## REQUIRED WORK
Please give the entries again in full and exactly, without any picture.

## DATA EXCERPTS
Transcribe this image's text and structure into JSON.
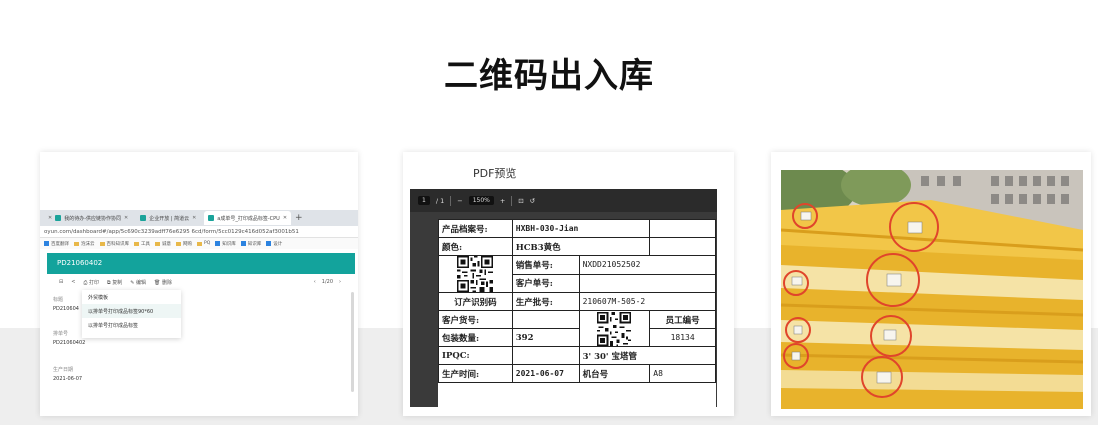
{
  "slide": {
    "title": "二维码出入库"
  },
  "browser": {
    "tabs": [
      {
        "label": "我的待办-供应链协作协同"
      },
      {
        "label": "企业开放 | 简道云"
      },
      {
        "label": "a成单号_打印成品标签-CPU"
      }
    ],
    "url": "oyun.com/dashboard#/app/5c690c3239adff76e6295 6cd/form/5cc0129c416d052af3001b51",
    "bookmarks": [
      "百度翻译",
      "泡沫云",
      "百科知识库",
      "工具",
      "诚意",
      "网购",
      "PQ",
      "知识库",
      "知识库",
      "设计"
    ],
    "header_code": "PD21060402",
    "toolbar": {
      "print": "打印",
      "copy": "复制",
      "edit": "编辑",
      "delete": "删除",
      "pager": "1/20"
    },
    "menu_items": [
      "外贸模板",
      "以排单号打印成品标签90*60",
      "以排单号打印成品标签"
    ],
    "form": {
      "label_1": "标题",
      "value_1": "PD210604",
      "label_2": "排单号",
      "value_2": "PD21060402",
      "label_3": "生产日期",
      "value_3": "2021-06-07"
    }
  },
  "pdf": {
    "heading": "PDF预览",
    "page_current": "1",
    "page_total": "/ 1",
    "zoom": "150%",
    "sheet": {
      "file_label": "产品档案号:",
      "file_value": "HXBH-030-Jian",
      "color_label": "颜色:",
      "color_value": "HCB3黄色",
      "sales_label": "销售单号:",
      "sales_value": "NXDD21052502",
      "cust_label": "客户单号:",
      "cust_value": "",
      "order_label": "订产识别码",
      "batch_label": "生产批号:",
      "batch_value": "210607M-505-2",
      "cust_item_label": "客户货号:",
      "cust_item_value": "",
      "employee_label": "员工编号",
      "employee_value": "18134",
      "pack_label": "包装数量:",
      "pack_value": "392",
      "ipqc_label": "IPQC:",
      "spec_value": "3' 30' 宝塔管",
      "date_label": "生产时间:",
      "date_value": "2021-06-07",
      "machine_label": "机台号",
      "machine_value": "A8"
    }
  },
  "colors": {
    "teal": "#13a39c",
    "viewer_bg": "#3a3a3a",
    "highlight_circle": "#e0452b"
  },
  "icons": [
    "plus-icon",
    "minus-icon",
    "fit-page-icon",
    "rotate-icon",
    "print-icon",
    "copy-icon",
    "edit-icon",
    "delete-icon",
    "close-icon"
  ]
}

## WORKED SOLUTION
Transcribe this image's text and structure into JSON.
{
  "slide": {
    "title": "二维码出入库"
  },
  "browser": {
    "tabs": [
      {
        "label": "我的待办-供应链协作协同"
      },
      {
        "label": "企业开放 | 简道云"
      },
      {
        "label": "a成单号_打印成品标签-CPU"
      }
    ],
    "url": "oyun.com/dashboard#/app/5c690c3239adff76e6295 6cd/form/5cc0129c416d052af3001b51",
    "bookmarks": [
      "百度翻译",
      "泡沫云",
      "百科知识库",
      "工具",
      "诚意",
      "网购",
      "PQ",
      "知识库",
      "知识库",
      "设计"
    ],
    "header_code": "PD21060402",
    "toolbar": {
      "print": "打印",
      "copy": "复制",
      "edit": "编辑",
      "delete": "删除",
      "pager": "1/20"
    },
    "menu_items": [
      "外贸模板",
      "以排单号打印成品标签90*60",
      "以排单号打印成品标签"
    ],
    "form": {
      "label_1": "标题",
      "value_1": "PD210604",
      "label_2": "排单号",
      "value_2": "PD21060402",
      "label_3": "生产日期",
      "value_3": "2021-06-07"
    }
  },
  "pdf": {
    "heading": "PDF预览",
    "page_current": "1",
    "page_total": "/ 1",
    "zoom": "150%",
    "sheet": {
      "file_label": "产品档案号:",
      "file_value": "HXBH-030-Jian",
      "color_label": "颜色:",
      "color_value": "HCB3黄色",
      "sales_label": "销售单号:",
      "sales_value": "NXDD21052502",
      "cust_label": "客户单号:",
      "cust_value": "",
      "order_label": "订产识别码",
      "batch_label": "生产批号:",
      "batch_value": "210607M-505-2",
      "cust_item_label": "客户货号:",
      "cust_item_value": "",
      "employee_label": "员工编号",
      "employee_value": "18134",
      "pack_label": "包装数量:",
      "pack_value": "392",
      "ipqc_label": "IPQC:",
      "spec_value": "3' 30' 宝塔管",
      "date_label": "生产时间:",
      "date_value": "2021-06-07",
      "machine_label": "机台号",
      "machine_value": "A8"
    }
  },
  "colors": {
    "teal": "#13a39c",
    "viewer_bg": "#3a3a3a",
    "highlight_circle": "#e0452b"
  },
  "icons": [
    "plus-icon",
    "minus-icon",
    "fit-page-icon",
    "rotate-icon",
    "print-icon",
    "copy-icon",
    "edit-icon",
    "delete-icon",
    "close-icon"
  ]
}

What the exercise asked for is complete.